Dataset excerpt

○ ○ ○

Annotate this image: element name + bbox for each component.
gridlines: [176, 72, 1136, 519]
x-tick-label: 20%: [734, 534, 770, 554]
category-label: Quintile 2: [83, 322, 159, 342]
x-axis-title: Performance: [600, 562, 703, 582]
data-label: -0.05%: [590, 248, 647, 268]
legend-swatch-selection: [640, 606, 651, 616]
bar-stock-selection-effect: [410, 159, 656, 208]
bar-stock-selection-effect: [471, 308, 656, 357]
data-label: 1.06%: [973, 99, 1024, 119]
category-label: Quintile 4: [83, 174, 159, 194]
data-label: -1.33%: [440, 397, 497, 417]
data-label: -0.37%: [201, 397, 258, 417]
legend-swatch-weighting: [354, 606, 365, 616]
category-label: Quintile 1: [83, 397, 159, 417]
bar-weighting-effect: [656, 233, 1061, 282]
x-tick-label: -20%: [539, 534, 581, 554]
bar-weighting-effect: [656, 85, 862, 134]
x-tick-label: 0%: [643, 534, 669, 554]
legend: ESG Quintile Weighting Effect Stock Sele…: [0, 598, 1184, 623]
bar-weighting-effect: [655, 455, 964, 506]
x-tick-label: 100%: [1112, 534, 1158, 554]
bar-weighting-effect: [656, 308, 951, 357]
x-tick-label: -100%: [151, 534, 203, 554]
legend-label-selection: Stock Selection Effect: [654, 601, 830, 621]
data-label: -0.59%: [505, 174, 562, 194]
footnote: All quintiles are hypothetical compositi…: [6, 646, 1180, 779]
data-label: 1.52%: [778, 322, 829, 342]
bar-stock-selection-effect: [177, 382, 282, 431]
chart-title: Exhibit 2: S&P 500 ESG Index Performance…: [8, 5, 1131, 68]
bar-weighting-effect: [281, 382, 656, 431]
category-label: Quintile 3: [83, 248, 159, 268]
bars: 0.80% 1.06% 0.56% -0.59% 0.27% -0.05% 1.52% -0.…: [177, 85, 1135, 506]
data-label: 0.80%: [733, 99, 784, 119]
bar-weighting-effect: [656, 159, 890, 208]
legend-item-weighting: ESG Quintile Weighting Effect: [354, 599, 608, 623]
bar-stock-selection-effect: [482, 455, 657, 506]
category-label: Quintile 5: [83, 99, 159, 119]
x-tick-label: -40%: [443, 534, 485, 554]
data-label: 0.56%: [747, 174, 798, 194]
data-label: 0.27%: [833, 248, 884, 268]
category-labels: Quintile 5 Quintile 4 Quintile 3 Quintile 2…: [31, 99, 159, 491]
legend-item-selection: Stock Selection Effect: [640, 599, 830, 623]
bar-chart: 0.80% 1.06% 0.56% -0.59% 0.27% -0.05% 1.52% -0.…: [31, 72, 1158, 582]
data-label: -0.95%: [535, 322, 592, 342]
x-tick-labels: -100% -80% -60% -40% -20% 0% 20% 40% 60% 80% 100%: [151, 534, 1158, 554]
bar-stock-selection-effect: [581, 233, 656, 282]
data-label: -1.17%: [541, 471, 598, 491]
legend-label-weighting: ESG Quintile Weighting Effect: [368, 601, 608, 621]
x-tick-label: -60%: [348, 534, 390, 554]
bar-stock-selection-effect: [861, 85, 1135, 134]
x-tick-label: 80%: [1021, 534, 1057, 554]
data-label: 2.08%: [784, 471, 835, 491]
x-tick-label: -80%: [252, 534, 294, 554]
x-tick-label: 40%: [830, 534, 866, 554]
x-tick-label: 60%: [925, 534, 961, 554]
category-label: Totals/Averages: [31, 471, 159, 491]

○ ○ ○

§ **Short problem**
Quote the items from the first line through the line containing "data-label: -0.59%: [505, 174, 562, 194]", including both of those lines.

§ **Result for this exercise**
Annotate this image: element name + bbox for each component.
gridlines: [176, 72, 1136, 519]
x-tick-label: 20%: [734, 534, 770, 554]
category-label: Quintile 2: [83, 322, 159, 342]
x-axis-title: Performance: [600, 562, 703, 582]
data-label: -0.05%: [590, 248, 647, 268]
legend-swatch-selection: [640, 606, 651, 616]
bar-stock-selection-effect: [410, 159, 656, 208]
bar-stock-selection-effect: [471, 308, 656, 357]
data-label: 1.06%: [973, 99, 1024, 119]
category-label: Quintile 4: [83, 174, 159, 194]
data-label: -1.33%: [440, 397, 497, 417]
data-label: -0.37%: [201, 397, 258, 417]
legend-swatch-weighting: [354, 606, 365, 616]
category-label: Quintile 1: [83, 397, 159, 417]
bar-weighting-effect: [656, 233, 1061, 282]
x-tick-label: -20%: [539, 534, 581, 554]
bar-weighting-effect: [656, 85, 862, 134]
x-tick-label: 0%: [643, 534, 669, 554]
legend: ESG Quintile Weighting Effect Stock Sele…: [0, 598, 1184, 623]
bar-weighting-effect: [655, 455, 964, 506]
x-tick-label: 100%: [1112, 534, 1158, 554]
bar-weighting-effect: [656, 308, 951, 357]
x-tick-label: -100%: [151, 534, 203, 554]
legend-label-selection: Stock Selection Effect: [654, 601, 830, 621]
data-label: -0.59%: [505, 174, 562, 194]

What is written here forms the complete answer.